Data records
[start]
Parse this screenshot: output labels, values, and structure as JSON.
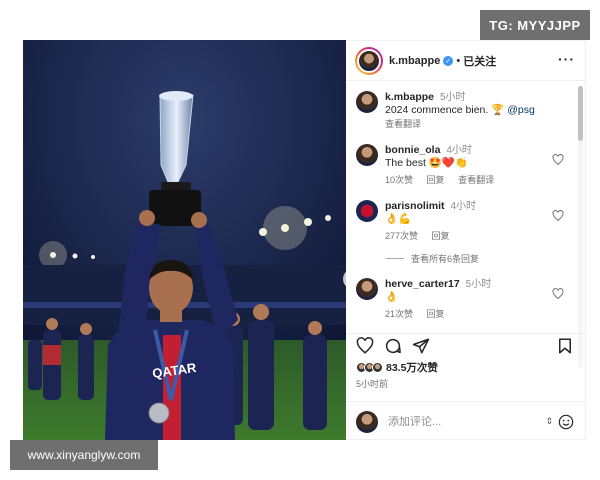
{
  "watermark_top": "TG: MYYJJPP",
  "watermark_bottom": "www.xinyanglyw.com",
  "post": {
    "username": "k.mbappe",
    "verified_glyph": "✓",
    "follow_label": "已关注",
    "separator": "•",
    "more_label": "···",
    "next_label": "›",
    "caption": {
      "username": "k.mbappe",
      "time": "5小时",
      "text": "2024 commence bien. 🏆",
      "mention": "@psg",
      "translate": "查看翻译"
    },
    "comments": [
      {
        "username": "bonnie_ola",
        "time": "4小时",
        "text": "The best 🤩❤️👏",
        "likes": "10次赞",
        "reply": "回复",
        "translate": "查看翻译"
      },
      {
        "username": "parisnolimit",
        "time": "4小时",
        "text": "👌💪",
        "likes": "277次赞",
        "reply": "回复",
        "view_replies": "查看所有6条回复"
      },
      {
        "username": "herve_carter17",
        "time": "5小时",
        "text": "👌",
        "likes": "21次赞",
        "reply": "回复"
      }
    ],
    "likes_text": "83.5万次赞",
    "posted_time": "5小时前",
    "composer_placeholder": "添加评论...",
    "sort_glyph": "⇕"
  },
  "icons": {
    "like": "heart-icon",
    "comment": "comment-icon",
    "share": "share-icon",
    "save": "bookmark-icon",
    "emoji": "emoji-icon"
  }
}
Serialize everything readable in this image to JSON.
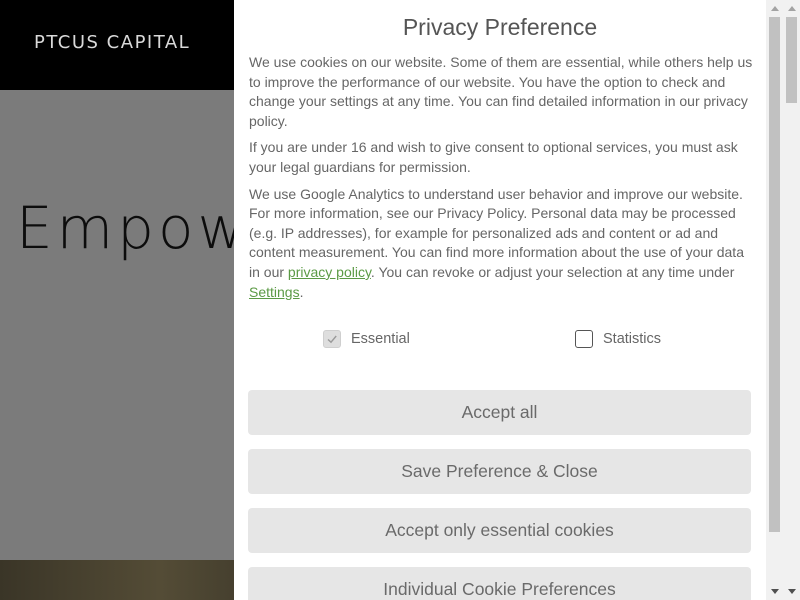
{
  "site": {
    "logo": "PTCUS CAPITAL",
    "hero_title": "Empow"
  },
  "modal": {
    "title": "Privacy Preference",
    "paragraph1": "We use cookies on our website. Some of them are essential, while others help us to improve the performance of our website. You have the option to check and change your settings at any time. You can find detailed information in our privacy policy.",
    "paragraph2": "If you are under 16 and wish to give consent to optional services, you must ask your legal guardians for permission.",
    "paragraph3_part1": "We use Google Analytics to understand user behavior and improve our website. For more information, see our Privacy Policy. Personal data may be processed (e.g. IP addresses), for example for personalized ads and content or ad and content measurement. You can find more information about the use of your data in our ",
    "privacy_link": "privacy policy",
    "paragraph3_part2": ". You can revoke or adjust your selection at any time under ",
    "settings_link": "Settings",
    "paragraph3_part3": ".",
    "options": {
      "essential_label": "Essential",
      "essential_checked": true,
      "essential_disabled": true,
      "statistics_label": "Statistics",
      "statistics_checked": false
    },
    "buttons": {
      "accept_all": "Accept all",
      "save_close": "Save Preference & Close",
      "essential_only": "Accept only essential cookies",
      "individual": "Individual Cookie Preferences"
    }
  },
  "colors": {
    "link": "#5b9a45",
    "button_bg": "#e6e6e6",
    "hero_bg": "#7b7b7b",
    "header_bg": "#000000"
  }
}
[end]
Track down every line with the word "mbappe" and copy it.

    "username": "k.mbappe",
      "username": "k.mbappe",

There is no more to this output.